_Records for this exercise_
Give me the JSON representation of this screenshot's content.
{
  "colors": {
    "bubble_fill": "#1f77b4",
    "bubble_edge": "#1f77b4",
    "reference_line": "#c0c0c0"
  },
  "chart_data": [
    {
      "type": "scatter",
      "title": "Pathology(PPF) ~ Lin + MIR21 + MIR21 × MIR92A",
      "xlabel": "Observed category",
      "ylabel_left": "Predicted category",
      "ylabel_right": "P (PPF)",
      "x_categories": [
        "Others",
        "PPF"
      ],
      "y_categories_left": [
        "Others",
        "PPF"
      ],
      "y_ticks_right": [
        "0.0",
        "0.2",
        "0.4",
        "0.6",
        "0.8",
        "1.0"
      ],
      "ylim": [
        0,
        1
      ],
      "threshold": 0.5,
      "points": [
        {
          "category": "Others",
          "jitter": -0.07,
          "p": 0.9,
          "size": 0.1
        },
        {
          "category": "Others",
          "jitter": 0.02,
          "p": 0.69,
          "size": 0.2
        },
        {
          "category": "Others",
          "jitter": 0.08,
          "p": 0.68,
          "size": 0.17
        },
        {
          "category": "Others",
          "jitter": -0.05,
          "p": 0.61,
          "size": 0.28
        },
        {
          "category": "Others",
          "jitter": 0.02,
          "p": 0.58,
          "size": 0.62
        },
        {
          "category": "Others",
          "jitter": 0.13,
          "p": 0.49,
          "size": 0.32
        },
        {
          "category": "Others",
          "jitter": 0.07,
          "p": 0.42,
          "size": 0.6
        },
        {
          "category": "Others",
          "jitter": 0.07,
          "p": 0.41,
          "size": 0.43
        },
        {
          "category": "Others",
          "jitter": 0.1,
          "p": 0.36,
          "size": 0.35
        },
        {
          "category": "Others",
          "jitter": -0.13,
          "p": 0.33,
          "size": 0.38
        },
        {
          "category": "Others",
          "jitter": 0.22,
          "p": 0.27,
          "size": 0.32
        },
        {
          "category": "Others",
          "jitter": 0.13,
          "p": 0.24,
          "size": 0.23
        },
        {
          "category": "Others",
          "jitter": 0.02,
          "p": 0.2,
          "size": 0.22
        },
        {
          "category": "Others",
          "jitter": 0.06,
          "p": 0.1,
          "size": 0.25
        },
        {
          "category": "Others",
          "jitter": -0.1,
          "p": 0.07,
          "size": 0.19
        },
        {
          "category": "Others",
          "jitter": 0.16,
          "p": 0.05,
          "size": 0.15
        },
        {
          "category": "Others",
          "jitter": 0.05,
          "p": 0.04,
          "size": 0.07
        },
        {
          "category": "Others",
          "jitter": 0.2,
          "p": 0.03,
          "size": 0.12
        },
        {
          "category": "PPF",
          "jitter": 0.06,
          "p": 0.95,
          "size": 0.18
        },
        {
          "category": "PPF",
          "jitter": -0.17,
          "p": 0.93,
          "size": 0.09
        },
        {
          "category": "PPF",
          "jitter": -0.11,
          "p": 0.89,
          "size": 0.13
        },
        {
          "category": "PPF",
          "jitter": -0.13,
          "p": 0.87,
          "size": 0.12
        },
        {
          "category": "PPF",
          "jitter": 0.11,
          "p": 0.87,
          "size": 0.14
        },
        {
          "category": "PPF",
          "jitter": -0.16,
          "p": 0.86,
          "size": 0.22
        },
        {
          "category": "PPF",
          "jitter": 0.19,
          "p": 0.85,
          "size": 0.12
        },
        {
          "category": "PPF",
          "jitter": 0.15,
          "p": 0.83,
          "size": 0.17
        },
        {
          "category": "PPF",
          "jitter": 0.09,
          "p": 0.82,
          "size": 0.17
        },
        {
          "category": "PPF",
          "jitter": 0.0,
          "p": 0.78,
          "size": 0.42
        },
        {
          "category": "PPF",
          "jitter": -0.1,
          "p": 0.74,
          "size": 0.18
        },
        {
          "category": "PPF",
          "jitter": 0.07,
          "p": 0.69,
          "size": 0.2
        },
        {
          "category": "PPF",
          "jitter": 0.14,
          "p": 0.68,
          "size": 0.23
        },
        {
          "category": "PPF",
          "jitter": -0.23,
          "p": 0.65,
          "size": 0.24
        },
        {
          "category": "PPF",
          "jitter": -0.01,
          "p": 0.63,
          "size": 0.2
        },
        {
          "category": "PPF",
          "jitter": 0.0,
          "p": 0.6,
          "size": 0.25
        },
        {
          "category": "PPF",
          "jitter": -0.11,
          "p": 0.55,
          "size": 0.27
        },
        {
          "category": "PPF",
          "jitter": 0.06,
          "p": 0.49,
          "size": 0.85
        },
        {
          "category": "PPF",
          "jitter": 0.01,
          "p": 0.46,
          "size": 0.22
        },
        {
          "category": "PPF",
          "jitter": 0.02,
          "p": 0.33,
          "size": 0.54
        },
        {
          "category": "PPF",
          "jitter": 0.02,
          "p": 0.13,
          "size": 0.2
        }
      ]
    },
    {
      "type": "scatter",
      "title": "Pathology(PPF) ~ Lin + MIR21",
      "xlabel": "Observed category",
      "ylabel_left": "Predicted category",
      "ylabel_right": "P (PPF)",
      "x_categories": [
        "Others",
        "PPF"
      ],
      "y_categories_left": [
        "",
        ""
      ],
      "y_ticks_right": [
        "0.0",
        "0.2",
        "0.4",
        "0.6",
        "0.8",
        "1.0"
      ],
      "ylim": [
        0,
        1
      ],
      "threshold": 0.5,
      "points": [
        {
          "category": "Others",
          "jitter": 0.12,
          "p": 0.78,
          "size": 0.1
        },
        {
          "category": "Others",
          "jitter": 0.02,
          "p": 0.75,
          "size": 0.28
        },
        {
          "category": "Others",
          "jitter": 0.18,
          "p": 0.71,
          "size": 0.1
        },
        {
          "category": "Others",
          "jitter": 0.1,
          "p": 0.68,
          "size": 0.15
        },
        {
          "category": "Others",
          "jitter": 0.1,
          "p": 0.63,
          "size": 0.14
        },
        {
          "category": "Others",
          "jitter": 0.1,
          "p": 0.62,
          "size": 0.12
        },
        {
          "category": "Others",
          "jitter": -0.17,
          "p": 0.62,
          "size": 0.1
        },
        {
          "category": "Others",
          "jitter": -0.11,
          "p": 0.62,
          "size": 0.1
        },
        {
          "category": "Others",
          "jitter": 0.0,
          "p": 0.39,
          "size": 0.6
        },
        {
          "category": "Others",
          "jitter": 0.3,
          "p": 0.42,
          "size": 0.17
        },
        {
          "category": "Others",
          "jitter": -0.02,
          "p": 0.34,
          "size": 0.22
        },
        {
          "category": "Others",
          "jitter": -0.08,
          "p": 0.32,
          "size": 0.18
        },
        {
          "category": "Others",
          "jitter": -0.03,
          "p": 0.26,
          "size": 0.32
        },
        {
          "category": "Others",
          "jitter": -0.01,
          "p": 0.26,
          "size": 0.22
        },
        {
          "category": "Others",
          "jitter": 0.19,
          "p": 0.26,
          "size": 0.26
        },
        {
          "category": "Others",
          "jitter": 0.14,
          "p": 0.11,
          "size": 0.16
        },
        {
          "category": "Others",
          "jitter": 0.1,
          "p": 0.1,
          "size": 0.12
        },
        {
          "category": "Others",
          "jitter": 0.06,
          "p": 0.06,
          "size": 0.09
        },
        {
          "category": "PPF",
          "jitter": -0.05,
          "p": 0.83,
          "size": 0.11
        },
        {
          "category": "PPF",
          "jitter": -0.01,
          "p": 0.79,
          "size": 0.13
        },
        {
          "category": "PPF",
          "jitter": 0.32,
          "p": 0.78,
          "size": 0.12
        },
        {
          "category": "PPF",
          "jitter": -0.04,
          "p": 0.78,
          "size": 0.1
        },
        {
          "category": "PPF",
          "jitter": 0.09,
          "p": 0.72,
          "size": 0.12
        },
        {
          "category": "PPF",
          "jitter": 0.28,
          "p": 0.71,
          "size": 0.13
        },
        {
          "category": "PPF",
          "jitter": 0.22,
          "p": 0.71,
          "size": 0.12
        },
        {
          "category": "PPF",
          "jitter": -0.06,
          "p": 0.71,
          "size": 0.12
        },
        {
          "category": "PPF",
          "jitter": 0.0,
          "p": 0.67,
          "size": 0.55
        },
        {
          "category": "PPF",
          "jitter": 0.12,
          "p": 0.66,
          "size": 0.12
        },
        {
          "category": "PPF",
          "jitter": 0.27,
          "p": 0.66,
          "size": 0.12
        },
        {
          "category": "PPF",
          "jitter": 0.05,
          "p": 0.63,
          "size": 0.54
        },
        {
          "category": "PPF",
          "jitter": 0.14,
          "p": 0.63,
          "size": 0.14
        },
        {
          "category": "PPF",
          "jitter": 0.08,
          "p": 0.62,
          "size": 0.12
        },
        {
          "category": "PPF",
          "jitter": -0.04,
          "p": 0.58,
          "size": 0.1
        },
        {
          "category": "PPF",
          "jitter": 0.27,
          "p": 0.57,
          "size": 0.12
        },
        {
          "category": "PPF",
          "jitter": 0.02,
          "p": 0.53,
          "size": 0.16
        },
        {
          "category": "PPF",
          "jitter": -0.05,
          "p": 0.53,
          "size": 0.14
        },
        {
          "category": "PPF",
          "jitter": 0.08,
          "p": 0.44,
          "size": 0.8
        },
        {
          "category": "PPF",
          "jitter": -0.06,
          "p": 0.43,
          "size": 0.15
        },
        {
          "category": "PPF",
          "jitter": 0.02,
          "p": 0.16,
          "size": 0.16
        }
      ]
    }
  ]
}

_Goal_
Copy each line above that contains the string "title".

_Full answer_
      "title": "Pathology(PPF) ~ Lin + MIR21 + MIR21 × MIR92A",
      "title": "Pathology(PPF) ~ Lin + MIR21",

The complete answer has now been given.